**Task requirements**
Return an exact copy of the lines from the one holding "Convert this document image to plain text." to the end of the data, including both the starting and final lines. Leave the pictures out.
━━━ Data to use ━━━
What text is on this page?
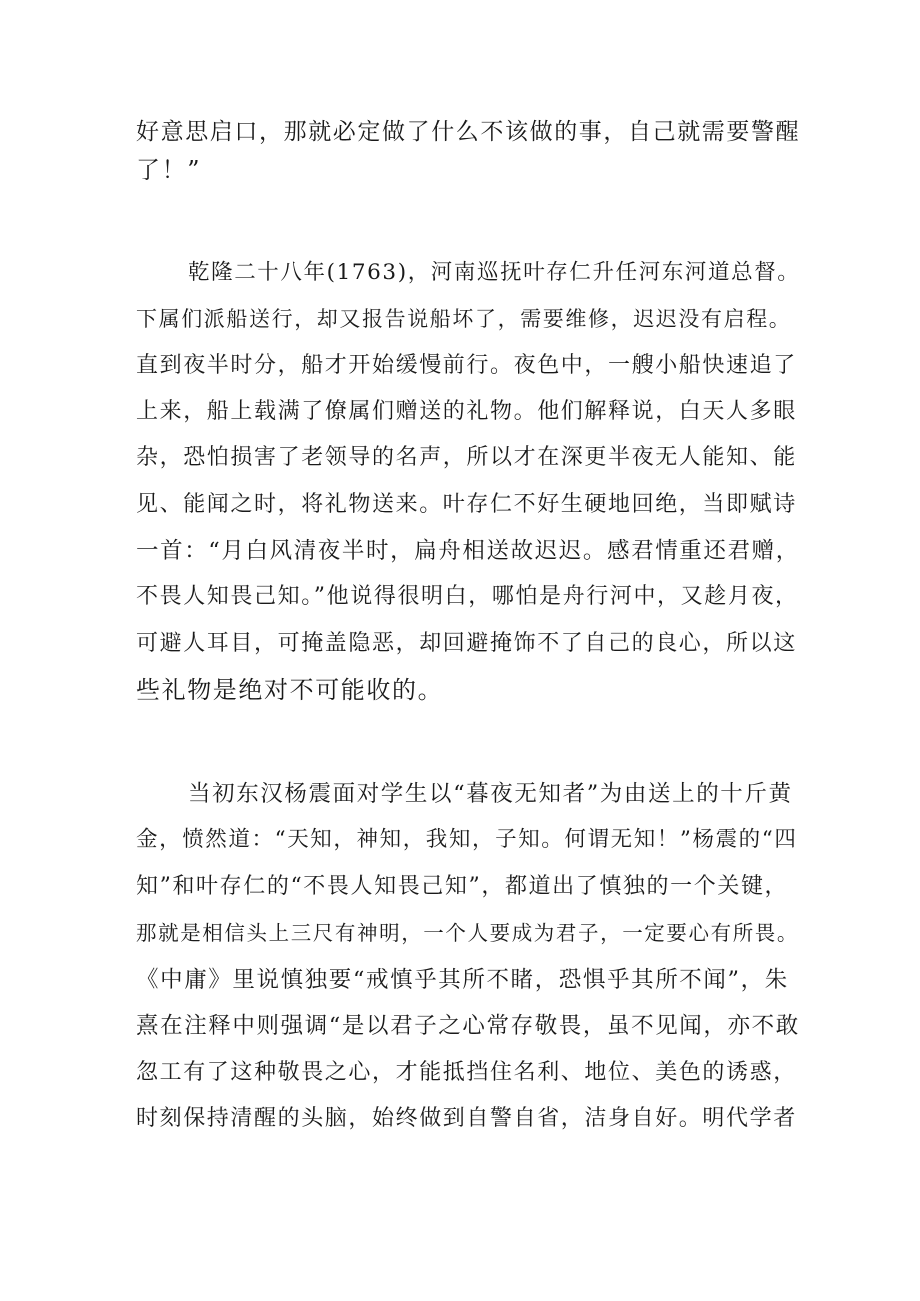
好意思启口，那就必定做了什么不该做的事，自己就需要警醒
了！”
乾隆二十八年(1763)，河南巡抚叶存仁升任河东河道总督。
下属们派船送行，却又报告说船坏了，需要维修，迟迟没有启程。
直到夜半时分，船才开始缓慢前行。夜色中，一艘小船快速追了
上来，船上载满了僚属们赠送的礼物。他们解释说，白天人多眼
杂，恐怕损害了老领导的名声，所以才在深更半夜无人能知、能
见、能闻之时，将礼物送来。叶存仁不好生硬地回绝，当即赋诗
一首：“月白风清夜半时，扁舟相送故迟迟。感君情重还君赠，
不畏人知畏己知。”他说得很明白，哪怕是舟行河中，又趁月夜，
可避人耳目，可掩盖隐恶，却回避掩饰不了自己的良心，所以这
些礼物是绝对不可能收的。
当初东汉杨震面对学生以“暮夜无知者”为由送上的十斤黄
金，愤然道：“天知，神知，我知，子知。何谓无知！”杨震的“四
知”和叶存仁的“不畏人知畏己知”，都道出了慎独的一个关键，
那就是相信头上三尺有神明，一个人要成为君子，一定要心有所畏。
《中庸》里说慎独要“戒慎乎其所不睹，恐惧乎其所不闻”，朱
熹在注释中则强调“是以君子之心常存敬畏，虽不见闻，亦不敢
忽工有了这种敬畏之心，才能抵挡住名利、地位、美色的诱惑，
时刻保持清醒的头脑，始终做到自警自省，洁身自好。明代学者
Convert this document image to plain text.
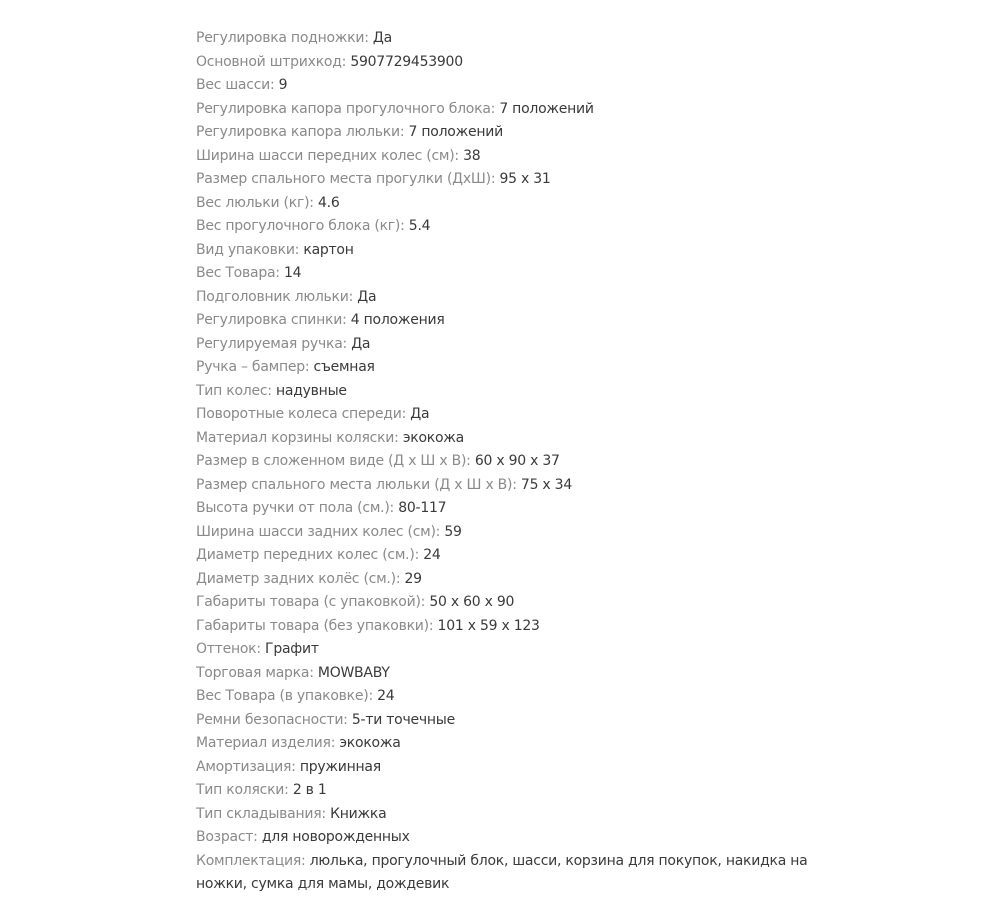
Регулировка подножки: Да
Основной штрихкод: 5907729453900
Вес шасси: 9
Регулировка капора прогулочного блока: 7 положений
Регулировка капора люльки: 7 положений
Ширина шасси передних колес (см): 38
Размер спального места прогулки (ДхШ): 95 x 31
Вес люльки (кг): 4.6
Вес прогулочного блока (кг): 5.4
Вид упаковки: картон
Вес Товара: 14
Подголовник люльки: Да
Регулировка спинки: 4 положения
Регулируемая ручка: Да
Ручка – бампер: съемная
Тип колес: надувные
Поворотные колеса спереди: Да
Материал корзины коляски: экокожа
Размер в сложенном виде (Д x Ш x В): 60 x 90 x 37
Размер спального места люльки (Д x Ш x В): 75 x 34
Высота ручки от пола (см.): 80-117
Ширина шасси задних колес (см): 59
Диаметр передних колес (см.): 24
Диаметр задних колёс (см.): 29
Габариты товара (с упаковкой): 50 x 60 x 90
Габариты товара (без упаковки): 101 x 59 x 123
Оттенок: Графит
Торговая марка: MOWBABY
Вес Товара (в упаковке): 24
Ремни безопасности: 5-ти точечные
Материал изделия: экокожа
Амортизация: пружинная
Тип коляски: 2 в 1
Тип складывания: Книжка
Возраст: для новорожденных
Комплектация: люлька, прогулочный блок, шасси, корзина для покупок, накидка на ножки, сумка для мамы, дождевик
━━━
**Solution**
Convert this document image to plain text.
Регулировка подножки: Да
Основной штрихкод: 5907729453900
Вес шасси: 9
Регулировка капора прогулочного блока: 7 положений
Регулировка капора люльки: 7 положений
Ширина шасси передних колес (см): 38
Размер спального места прогулки (ДхШ): 95 x 31
Вес люльки (кг): 4.6
Вес прогулочного блока (кг): 5.4
Вид упаковки: картон
Вес Товара: 14
Подголовник люльки: Да
Регулировка спинки: 4 положения
Регулируемая ручка: Да
Ручка – бампер: съемная
Тип колес: надувные
Поворотные колеса спереди: Да
Материал корзины коляски: экокожа
Размер в сложенном виде (Д x Ш x В): 60 x 90 x 37
Размер спального места люльки (Д x Ш x В): 75 x 34
Высота ручки от пола (см.): 80-117
Ширина шасси задних колес (см): 59
Диаметр передних колес (см.): 24
Диаметр задних колёс (см.): 29
Габариты товара (с упаковкой): 50 x 60 x 90
Габариты товара (без упаковки): 101 x 59 x 123
Оттенок: Графит
Торговая марка: MOWBABY
Вес Товара (в упаковке): 24
Ремни безопасности: 5-ти точечные
Материал изделия: экокожа
Амортизация: пружинная
Тип коляски: 2 в 1
Тип складывания: Книжка
Возраст: для новорожденных
Комплектация: люлька, прогулочный блок, шасси, корзина для покупок, накидка на ножки, сумка для мамы, дождевик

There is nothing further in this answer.